INPUT FOR THIS TASK:
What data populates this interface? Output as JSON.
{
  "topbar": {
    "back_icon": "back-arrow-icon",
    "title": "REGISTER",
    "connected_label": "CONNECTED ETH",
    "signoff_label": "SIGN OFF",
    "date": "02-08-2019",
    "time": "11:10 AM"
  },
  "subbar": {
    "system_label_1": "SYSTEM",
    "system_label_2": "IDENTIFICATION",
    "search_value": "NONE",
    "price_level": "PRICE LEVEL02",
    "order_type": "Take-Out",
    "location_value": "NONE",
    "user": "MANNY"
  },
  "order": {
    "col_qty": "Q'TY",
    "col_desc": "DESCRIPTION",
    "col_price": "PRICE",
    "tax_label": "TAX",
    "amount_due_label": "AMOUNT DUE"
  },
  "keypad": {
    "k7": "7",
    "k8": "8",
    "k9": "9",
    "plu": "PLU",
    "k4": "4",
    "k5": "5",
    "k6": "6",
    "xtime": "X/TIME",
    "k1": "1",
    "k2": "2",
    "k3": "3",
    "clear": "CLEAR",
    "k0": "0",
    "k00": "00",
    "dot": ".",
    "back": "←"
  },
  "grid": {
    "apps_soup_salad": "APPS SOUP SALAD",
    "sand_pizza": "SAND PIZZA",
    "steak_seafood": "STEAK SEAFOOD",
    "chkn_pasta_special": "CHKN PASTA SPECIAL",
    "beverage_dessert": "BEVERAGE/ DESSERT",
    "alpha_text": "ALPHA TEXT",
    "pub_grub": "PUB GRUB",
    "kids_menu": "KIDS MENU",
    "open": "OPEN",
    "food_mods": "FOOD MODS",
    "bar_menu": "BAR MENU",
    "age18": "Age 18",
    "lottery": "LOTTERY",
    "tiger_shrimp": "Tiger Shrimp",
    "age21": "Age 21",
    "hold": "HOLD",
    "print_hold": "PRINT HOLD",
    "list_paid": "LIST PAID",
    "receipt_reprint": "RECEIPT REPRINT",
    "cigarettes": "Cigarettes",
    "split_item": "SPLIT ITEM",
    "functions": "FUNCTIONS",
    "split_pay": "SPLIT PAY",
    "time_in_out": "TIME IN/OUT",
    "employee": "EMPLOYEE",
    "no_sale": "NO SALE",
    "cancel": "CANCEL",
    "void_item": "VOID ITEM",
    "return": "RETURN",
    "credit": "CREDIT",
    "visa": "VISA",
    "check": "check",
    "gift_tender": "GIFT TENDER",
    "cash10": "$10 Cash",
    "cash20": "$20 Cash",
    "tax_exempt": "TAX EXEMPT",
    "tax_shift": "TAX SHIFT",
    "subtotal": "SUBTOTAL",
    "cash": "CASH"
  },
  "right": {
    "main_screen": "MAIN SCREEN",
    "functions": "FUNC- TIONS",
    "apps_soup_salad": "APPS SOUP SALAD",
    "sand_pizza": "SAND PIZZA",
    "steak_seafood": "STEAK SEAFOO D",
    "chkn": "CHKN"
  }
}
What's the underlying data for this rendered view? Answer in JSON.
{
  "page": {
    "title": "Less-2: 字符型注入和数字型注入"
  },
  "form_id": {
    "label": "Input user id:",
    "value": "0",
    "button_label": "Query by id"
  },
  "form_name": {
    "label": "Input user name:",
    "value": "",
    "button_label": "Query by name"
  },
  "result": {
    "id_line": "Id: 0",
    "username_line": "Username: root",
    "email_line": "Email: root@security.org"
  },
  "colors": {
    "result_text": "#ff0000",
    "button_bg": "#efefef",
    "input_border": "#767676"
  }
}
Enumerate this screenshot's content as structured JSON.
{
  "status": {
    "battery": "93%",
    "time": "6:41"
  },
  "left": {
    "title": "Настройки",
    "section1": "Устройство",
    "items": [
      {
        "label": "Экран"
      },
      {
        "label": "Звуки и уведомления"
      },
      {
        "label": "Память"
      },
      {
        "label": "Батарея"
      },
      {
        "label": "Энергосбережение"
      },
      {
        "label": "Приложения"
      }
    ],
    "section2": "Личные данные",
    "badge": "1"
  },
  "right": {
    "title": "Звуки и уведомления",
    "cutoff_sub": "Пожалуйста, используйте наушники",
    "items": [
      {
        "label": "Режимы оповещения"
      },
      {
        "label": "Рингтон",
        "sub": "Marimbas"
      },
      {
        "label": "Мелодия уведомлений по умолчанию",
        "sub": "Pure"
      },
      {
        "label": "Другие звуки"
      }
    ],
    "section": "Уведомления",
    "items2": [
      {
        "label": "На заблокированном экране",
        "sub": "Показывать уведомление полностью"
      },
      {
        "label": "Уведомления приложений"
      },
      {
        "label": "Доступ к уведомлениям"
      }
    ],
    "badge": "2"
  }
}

PROBLEM REQUIREMENTS:
Produce an exact copy of every entry above.

RESULT OF THE EXERCISE:
What data populates this interface? Output as JSON.
{
  "topbar": {
    "back_icon": "back-arrow-icon",
    "title": "REGISTER",
    "connected_label": "CONNECTED ETH",
    "signoff_label": "SIGN OFF",
    "date": "02-08-2019",
    "time": "11:10 AM"
  },
  "subbar": {
    "system_label_1": "SYSTEM",
    "system_label_2": "IDENTIFICATION",
    "search_value": "NONE",
    "price_level": "PRICE LEVEL02",
    "order_type": "Take-Out",
    "location_value": "NONE",
    "user": "MANNY"
  },
  "order": {
    "col_qty": "Q'TY",
    "col_desc": "DESCRIPTION",
    "col_price": "PRICE",
    "tax_label": "TAX",
    "amount_due_label": "AMOUNT DUE"
  },
  "keypad": {
    "k7": "7",
    "k8": "8",
    "k9": "9",
    "plu": "PLU",
    "k4": "4",
    "k5": "5",
    "k6": "6",
    "xtime": "X/TIME",
    "k1": "1",
    "k2": "2",
    "k3": "3",
    "clear": "CLEAR",
    "k0": "0",
    "k00": "00",
    "dot": ".",
    "back": "←"
  },
  "grid": {
    "apps_soup_salad": "APPS SOUP SALAD",
    "sand_pizza": "SAND PIZZA",
    "steak_seafood": "STEAK SEAFOOD",
    "chkn_pasta_special": "CHKN PASTA SPECIAL",
    "beverage_dessert": "BEVERAGE/ DESSERT",
    "alpha_text": "ALPHA TEXT",
    "pub_grub": "PUB GRUB",
    "kids_menu": "KIDS MENU",
    "open": "OPEN",
    "food_mods": "FOOD MODS",
    "bar_menu": "BAR MENU",
    "age18": "Age 18",
    "lottery": "LOTTERY",
    "tiger_shrimp": "Tiger Shrimp",
    "age21": "Age 21",
    "hold": "HOLD",
    "print_hold": "PRINT HOLD",
    "list_paid": "LIST PAID",
    "receipt_reprint": "RECEIPT REPRINT",
    "cigarettes": "Cigarettes",
    "split_item": "SPLIT ITEM",
    "functions": "FUNCTIONS",
    "split_pay": "SPLIT PAY",
    "time_in_out": "TIME IN/OUT",
    "employee": "EMPLOYEE",
    "no_sale": "NO SALE",
    "cancel": "CANCEL",
    "void_item": "VOID ITEM",
    "return": "RETURN",
    "credit": "CREDIT",
    "visa": "VISA",
    "check": "check",
    "gift_tender": "GIFT TENDER",
    "cash10": "$10 Cash",
    "cash20": "$20 Cash",
    "tax_exempt": "TAX EXEMPT",
    "tax_shift": "TAX SHIFT",
    "subtotal": "SUBTOTAL",
    "cash": "CASH"
  },
  "right": {
    "main_screen": "MAIN SCREEN",
    "functions": "FUNC- TIONS",
    "apps_soup_salad": "APPS SOUP SALAD",
    "sand_pizza": "SAND PIZZA",
    "steak_seafood": "STEAK SEAFOO D",
    "chkn": "CHKN"
  }
}
What's the underlying data for this rendered view? Answer in JSON.
{
  "page": {
    "title": "Less-2: 字符型注入和数字型注入"
  },
  "form_id": {
    "label": "Input user id:",
    "value": "0",
    "button_label": "Query by id"
  },
  "form_name": {
    "label": "Input user name:",
    "value": "",
    "button_label": "Query by name"
  },
  "result": {
    "id_line": "Id: 0",
    "username_line": "Username: root",
    "email_line": "Email: root@security.org"
  },
  "colors": {
    "result_text": "#ff0000",
    "button_bg": "#efefef",
    "input_border": "#767676"
  }
}
Enumerate this screenshot's content as structured JSON.
{
  "status": {
    "battery": "93%",
    "time": "6:41"
  },
  "left": {
    "title": "Настройки",
    "section1": "Устройство",
    "items": [
      {
        "label": "Экран"
      },
      {
        "label": "Звуки и уведомления"
      },
      {
        "label": "Память"
      },
      {
        "label": "Батарея"
      },
      {
        "label": "Энергосбережение"
      },
      {
        "label": "Приложения"
      }
    ],
    "section2": "Личные данные",
    "badge": "1"
  },
  "right": {
    "title": "Звуки и уведомления",
    "cutoff_sub": "Пожалуйста, используйте наушники",
    "items": [
      {
        "label": "Режимы оповещения"
      },
      {
        "label": "Рингтон",
        "sub": "Marimbas"
      },
      {
        "label": "Мелодия уведомлений по умолчанию",
        "sub": "Pure"
      },
      {
        "label": "Другие звуки"
      }
    ],
    "section": "Уведомления",
    "items2": [
      {
        "label": "На заблокированном экране",
        "sub": "Показывать уведомление полностью"
      },
      {
        "label": "Уведомления приложений"
      },
      {
        "label": "Доступ к уведомлениям"
      }
    ],
    "badge": "2"
  }
}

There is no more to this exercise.